Dataset excerpt
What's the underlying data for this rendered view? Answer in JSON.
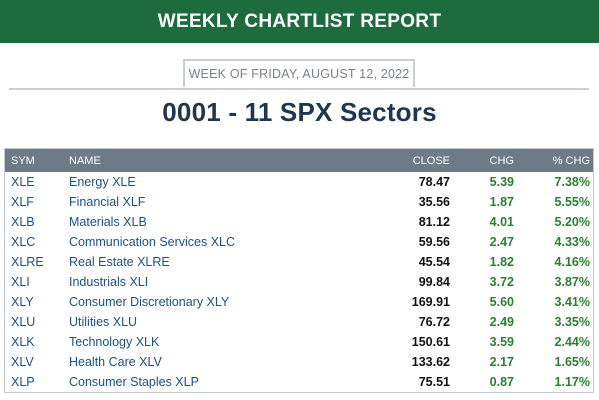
{
  "header": {
    "banner_title": "WEEKLY CHARTLIST REPORT",
    "week_label": "WEEK OF FRIDAY, AUGUST 12, 2022",
    "page_title": "0001 - 11 SPX Sectors"
  },
  "table": {
    "columns": {
      "sym": "SYM",
      "name": "NAME",
      "close": "CLOSE",
      "chg": "CHG",
      "pct_chg": "% CHG"
    },
    "rows": [
      {
        "sym": "XLE",
        "name": "Energy XLE",
        "close": "78.47",
        "chg": "5.39",
        "pct_chg": "7.38%"
      },
      {
        "sym": "XLF",
        "name": "Financial XLF",
        "close": "35.56",
        "chg": "1.87",
        "pct_chg": "5.55%"
      },
      {
        "sym": "XLB",
        "name": "Materials XLB",
        "close": "81.12",
        "chg": "4.01",
        "pct_chg": "5.20%"
      },
      {
        "sym": "XLC",
        "name": "Communication Services XLC",
        "close": "59.56",
        "chg": "2.47",
        "pct_chg": "4.33%"
      },
      {
        "sym": "XLRE",
        "name": "Real Estate XLRE",
        "close": "45.54",
        "chg": "1.82",
        "pct_chg": "4.16%"
      },
      {
        "sym": "XLI",
        "name": "Industrials XLI",
        "close": "99.84",
        "chg": "3.72",
        "pct_chg": "3.87%"
      },
      {
        "sym": "XLY",
        "name": "Consumer Discretionary XLY",
        "close": "169.91",
        "chg": "5.60",
        "pct_chg": "3.41%"
      },
      {
        "sym": "XLU",
        "name": "Utilities XLU",
        "close": "76.72",
        "chg": "2.49",
        "pct_chg": "3.35%"
      },
      {
        "sym": "XLK",
        "name": "Technology XLK",
        "close": "150.61",
        "chg": "3.59",
        "pct_chg": "2.44%"
      },
      {
        "sym": "XLV",
        "name": "Health Care XLV",
        "close": "133.62",
        "chg": "2.17",
        "pct_chg": "1.65%"
      },
      {
        "sym": "XLP",
        "name": "Consumer Staples XLP",
        "close": "75.51",
        "chg": "0.87",
        "pct_chg": "1.17%"
      }
    ]
  },
  "colors": {
    "banner": "#1e6b3d",
    "title": "#1f3550",
    "table_header": "#6e7b87",
    "link": "#1f4f86",
    "positive": "#2e7d32"
  }
}
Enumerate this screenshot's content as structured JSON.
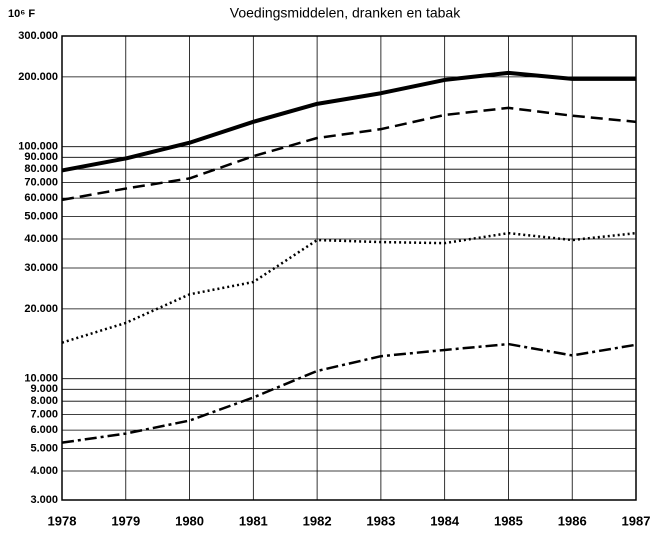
{
  "chart_data": {
    "type": "line",
    "title": "Voedingsmiddelen, dranken en tabak",
    "y_label": "10⁶ F",
    "x": [
      1978,
      1979,
      1980,
      1981,
      1982,
      1983,
      1984,
      1985,
      1986,
      1987
    ],
    "xlim": [
      1978,
      1987
    ],
    "xticks": [
      1978,
      1979,
      1980,
      1981,
      1982,
      1983,
      1984,
      1985,
      1986,
      1987
    ],
    "ylim": [
      3000,
      300000
    ],
    "log_y": true,
    "grid": true,
    "yticks": [
      {
        "value": 3000,
        "label": "3.000"
      },
      {
        "value": 4000,
        "label": "4.000"
      },
      {
        "value": 5000,
        "label": "5.000"
      },
      {
        "value": 6000,
        "label": "6.000"
      },
      {
        "value": 7000,
        "label": "7.000"
      },
      {
        "value": 8000,
        "label": "8.000"
      },
      {
        "value": 9000,
        "label": "9.000"
      },
      {
        "value": 10000,
        "label": "10.000"
      },
      {
        "value": 20000,
        "label": "20.000"
      },
      {
        "value": 30000,
        "label": "30.000"
      },
      {
        "value": 40000,
        "label": "40.000"
      },
      {
        "value": 50000,
        "label": "50.000"
      },
      {
        "value": 60000,
        "label": "60.000"
      },
      {
        "value": 70000,
        "label": "70.000"
      },
      {
        "value": 80000,
        "label": "80.000"
      },
      {
        "value": 90000,
        "label": "90.000"
      },
      {
        "value": 100000,
        "label": "100.000"
      },
      {
        "value": 200000,
        "label": "200.000"
      },
      {
        "value": 300000,
        "label": "300.000"
      }
    ],
    "series": [
      {
        "color": "#000000",
        "linestyle": "solid",
        "values": [
          79000,
          89000,
          104000,
          128000,
          153000,
          170000,
          194000,
          208000,
          196000,
          196000
        ]
      },
      {
        "color": "#000000",
        "linestyle": "dashed",
        "values": [
          59000,
          66000,
          73000,
          91000,
          109000,
          119000,
          137000,
          147000,
          136000,
          128000
        ]
      },
      {
        "color": "#000000",
        "linestyle": "dotted",
        "values": [
          14300,
          17400,
          23100,
          26100,
          39600,
          38800,
          38400,
          42400,
          39600,
          42400
        ]
      },
      {
        "color": "#000000",
        "linestyle": "dashdot",
        "values": [
          5300,
          5800,
          6600,
          8300,
          10800,
          12500,
          13300,
          14100,
          12600,
          14000
        ]
      }
    ]
  }
}
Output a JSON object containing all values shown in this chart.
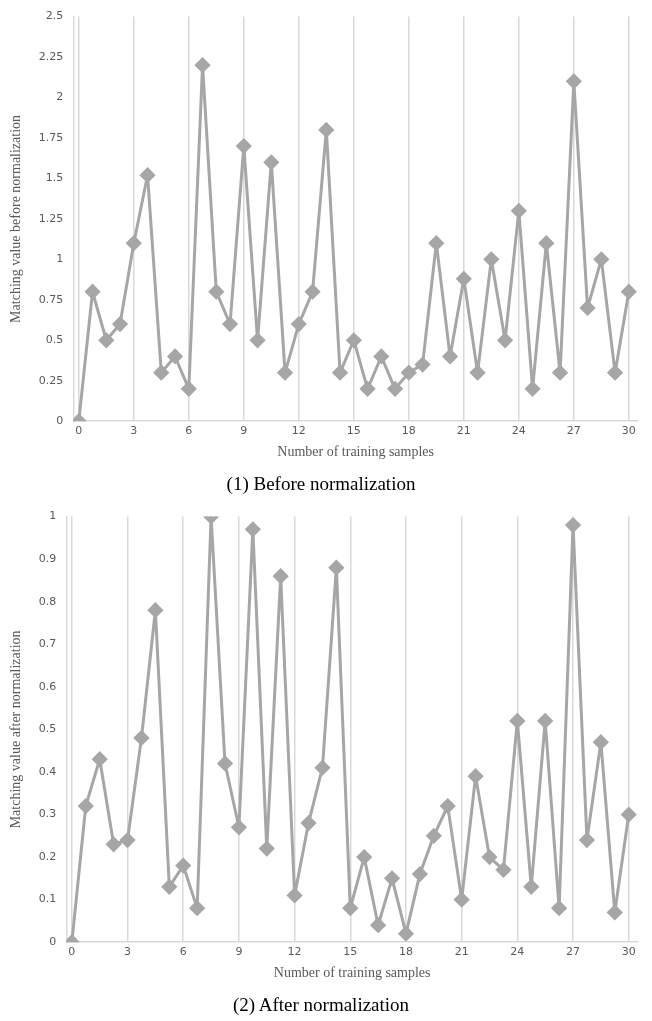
{
  "chart_data": [
    {
      "type": "line",
      "title": "(1) Before normalization",
      "xlabel": "Number of training samples",
      "ylabel": "Matching value before normalization",
      "x": [
        0,
        0.75,
        1.5,
        2.25,
        3,
        3.75,
        4.5,
        5.25,
        6,
        6.75,
        7.5,
        8.25,
        9,
        9.75,
        10.5,
        11.25,
        12,
        12.75,
        13.5,
        14.25,
        15,
        15.75,
        16.5,
        17.25,
        18,
        18.75,
        19.5,
        20.25,
        21,
        21.75,
        22.5,
        23.25,
        24,
        24.75,
        25.5,
        26.25,
        27,
        27.75,
        28.5,
        29.25,
        30
      ],
      "series": [
        {
          "color": "#a6a6a6",
          "values": [
            0,
            0.8,
            0.5,
            0.6,
            1.1,
            1.52,
            0.3,
            0.4,
            0.2,
            2.2,
            0.8,
            0.6,
            1.7,
            0.5,
            1.6,
            0.3,
            0.6,
            0.8,
            1.8,
            0.3,
            0.5,
            0.2,
            0.4,
            0.2,
            0.3,
            0.35,
            1.1,
            0.4,
            0.88,
            0.3,
            1,
            0.5,
            1.3,
            0.2,
            1.1,
            0.3,
            2.1,
            0.7,
            1,
            0.3,
            0.8
          ]
        }
      ],
      "xlim": [
        -0.3,
        30.5
      ],
      "xticks": [
        0,
        3,
        6,
        9,
        12,
        15,
        18,
        21,
        24,
        27,
        30
      ],
      "ylim": [
        0,
        2.5
      ],
      "yticks": [
        0,
        0.25,
        0.5,
        0.75,
        1,
        1.25,
        1.5,
        1.75,
        2,
        2.25,
        2.5
      ],
      "grid": "x",
      "marker": "diamond"
    },
    {
      "type": "line",
      "title": "(2) After normalization",
      "xlabel": "Number of training samples",
      "ylabel": "Matching value after normalization",
      "x": [
        0,
        0.75,
        1.5,
        2.25,
        3,
        3.75,
        4.5,
        5.25,
        6,
        6.75,
        7.5,
        8.25,
        9,
        9.75,
        10.5,
        11.25,
        12,
        12.75,
        13.5,
        14.25,
        15,
        15.75,
        16.5,
        17.25,
        18,
        18.75,
        19.5,
        20.25,
        21,
        21.75,
        22.5,
        23.25,
        24,
        24.75,
        25.5,
        26.25,
        27,
        27.75,
        28.5,
        29.25,
        30
      ],
      "series": [
        {
          "color": "#a6a6a6",
          "values": [
            0,
            0.32,
            0.43,
            0.23,
            0.24,
            0.48,
            0.78,
            0.13,
            0.18,
            0.08,
            1,
            0.42,
            0.27,
            0.97,
            0.22,
            0.86,
            0.11,
            0.28,
            0.41,
            0.88,
            0.08,
            0.2,
            0.04,
            0.15,
            0.02,
            0.16,
            0.25,
            0.32,
            0.1,
            0.39,
            0.2,
            0.17,
            0.52,
            0.13,
            0.52,
            0.08,
            0.98,
            0.24,
            0.47,
            0.07,
            0.3
          ]
        }
      ],
      "xlim": [
        -0.3,
        30.5
      ],
      "xticks": [
        0,
        3,
        6,
        9,
        12,
        15,
        18,
        21,
        24,
        27,
        30
      ],
      "ylim": [
        0,
        1
      ],
      "yticks": [
        0,
        0.1,
        0.2,
        0.3,
        0.4,
        0.5,
        0.6,
        0.7,
        0.8,
        0.9,
        1
      ],
      "grid": "x",
      "marker": "diamond"
    }
  ]
}
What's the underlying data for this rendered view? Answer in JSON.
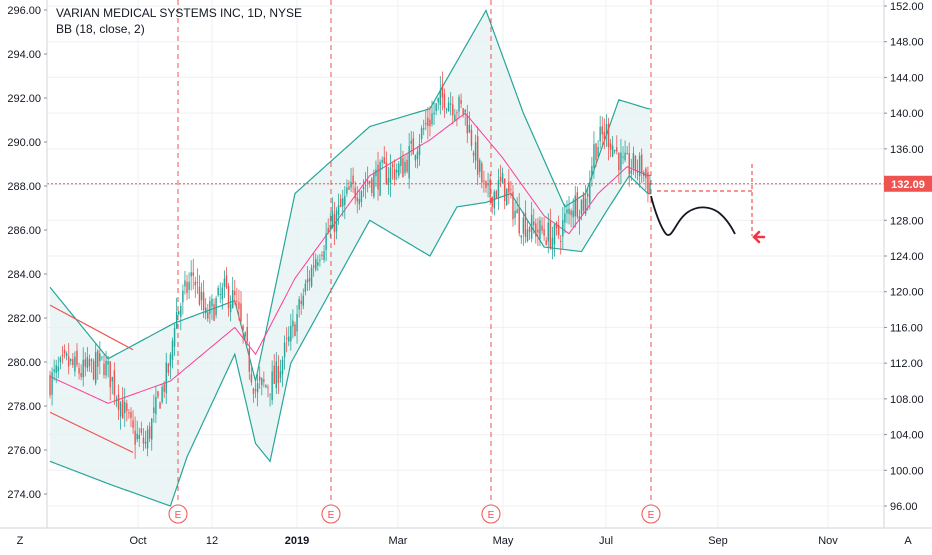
{
  "header": {
    "symbol_title": "VARIAN MEDICAL SYSTEMS INC, 1D, NYSE",
    "indicator": "BB (18, close, 2)"
  },
  "corner": {
    "left": "Z",
    "right": "A"
  },
  "price_tag": "132.09",
  "colors": {
    "up": "#26a69a",
    "down": "#ef5350",
    "band": "#26a69a",
    "band_fill": "#e6f3f2",
    "basis": "#ff3b9a",
    "marker": "#ef5350",
    "grid": "#eef0f3",
    "text": "#131722",
    "arrow": "#f23645"
  },
  "chart_data": {
    "type": "candlestick",
    "title": "VARIAN MEDICAL SYSTEMS INC, 1D, NYSE",
    "left_axis": {
      "ticks": [
        "296.00",
        "294.00",
        "292.00",
        "290.00",
        "288.00",
        "286.00",
        "284.00",
        "282.00",
        "280.00",
        "278.00",
        "276.00",
        "274.00"
      ],
      "range": [
        273.0,
        296.5
      ]
    },
    "right_axis": {
      "ticks": [
        "152.00",
        "148.00",
        "144.00",
        "140.00",
        "136.00",
        "132.00",
        "128.00",
        "124.00",
        "120.00",
        "116.00",
        "112.00",
        "108.00",
        "104.00",
        "100.00",
        "96.00"
      ],
      "range": [
        94.0,
        153.0
      ]
    },
    "x_ticks": [
      "Oct",
      "12",
      "2019",
      "Mar",
      "May",
      "Jul",
      "Sep",
      "Nov"
    ],
    "earnings_markers": [
      "E",
      "E",
      "E",
      "E"
    ],
    "last_price": 132.09,
    "grid": true,
    "indicator": "BB (18, close, 2)",
    "bb_upper_anchors": [
      [
        0,
        120.5
      ],
      [
        28,
        112.5
      ],
      [
        60,
        116.5
      ],
      [
        89,
        119
      ],
      [
        99,
        110
      ],
      [
        118,
        131
      ],
      [
        154,
        138.5
      ],
      [
        183,
        140.5
      ],
      [
        210,
        151.5
      ],
      [
        228,
        140
      ],
      [
        248,
        129.5
      ],
      [
        258,
        131
      ],
      [
        274,
        141.5
      ],
      [
        288,
        140.5
      ]
    ],
    "bb_basis_anchors": [
      [
        0,
        110.5
      ],
      [
        28,
        107.5
      ],
      [
        58,
        110
      ],
      [
        89,
        116
      ],
      [
        99,
        113
      ],
      [
        118,
        121.5
      ],
      [
        154,
        133
      ],
      [
        183,
        137
      ],
      [
        200,
        140
      ],
      [
        218,
        135
      ],
      [
        238,
        128.5
      ],
      [
        250,
        126.5
      ],
      [
        264,
        131
      ],
      [
        278,
        134
      ],
      [
        288,
        133
      ]
    ],
    "bb_lower_anchors": [
      [
        0,
        101
      ],
      [
        28,
        98.5
      ],
      [
        58,
        96
      ],
      [
        66,
        101.5
      ],
      [
        89,
        113
      ],
      [
        99,
        103
      ],
      [
        106,
        101
      ],
      [
        116,
        112
      ],
      [
        154,
        128
      ],
      [
        183,
        124
      ],
      [
        196,
        129.5
      ],
      [
        210,
        130
      ],
      [
        222,
        131
      ],
      [
        238,
        125
      ],
      [
        256,
        124.5
      ],
      [
        268,
        129
      ],
      [
        279,
        133
      ],
      [
        288,
        131
      ]
    ],
    "close_anchors": [
      [
        0,
        110
      ],
      [
        8,
        112
      ],
      [
        15,
        111
      ],
      [
        26,
        112
      ],
      [
        30,
        110
      ],
      [
        40,
        104
      ],
      [
        46,
        103
      ],
      [
        58,
        112
      ],
      [
        60,
        117
      ],
      [
        69,
        122
      ],
      [
        75,
        117
      ],
      [
        84,
        120
      ],
      [
        89,
        119
      ],
      [
        99,
        109
      ],
      [
        108,
        110
      ],
      [
        116,
        115
      ],
      [
        128,
        124
      ],
      [
        144,
        131
      ],
      [
        158,
        133
      ],
      [
        170,
        134
      ],
      [
        182,
        139
      ],
      [
        190,
        142
      ],
      [
        200,
        140
      ],
      [
        210,
        130.5
      ],
      [
        218,
        132
      ],
      [
        226,
        128
      ],
      [
        234,
        127
      ],
      [
        244,
        126
      ],
      [
        252,
        130
      ],
      [
        258,
        130
      ],
      [
        262,
        136
      ],
      [
        268,
        138
      ],
      [
        276,
        134
      ],
      [
        285,
        134
      ],
      [
        288,
        132.1
      ]
    ],
    "wedge_upper": [
      [
        0,
        118.5
      ],
      [
        40,
        113.5
      ]
    ],
    "wedge_lower": [
      [
        0,
        106.5
      ],
      [
        40,
        102
      ]
    ],
    "projection_path": "down then rounded top then down",
    "arrow": "left"
  }
}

> Your objective: Gather all lines from the listing above in which "down" occurs.

> Problem solution:
    "down": "#ef5350",
    "projection_path": "down then rounded top then down",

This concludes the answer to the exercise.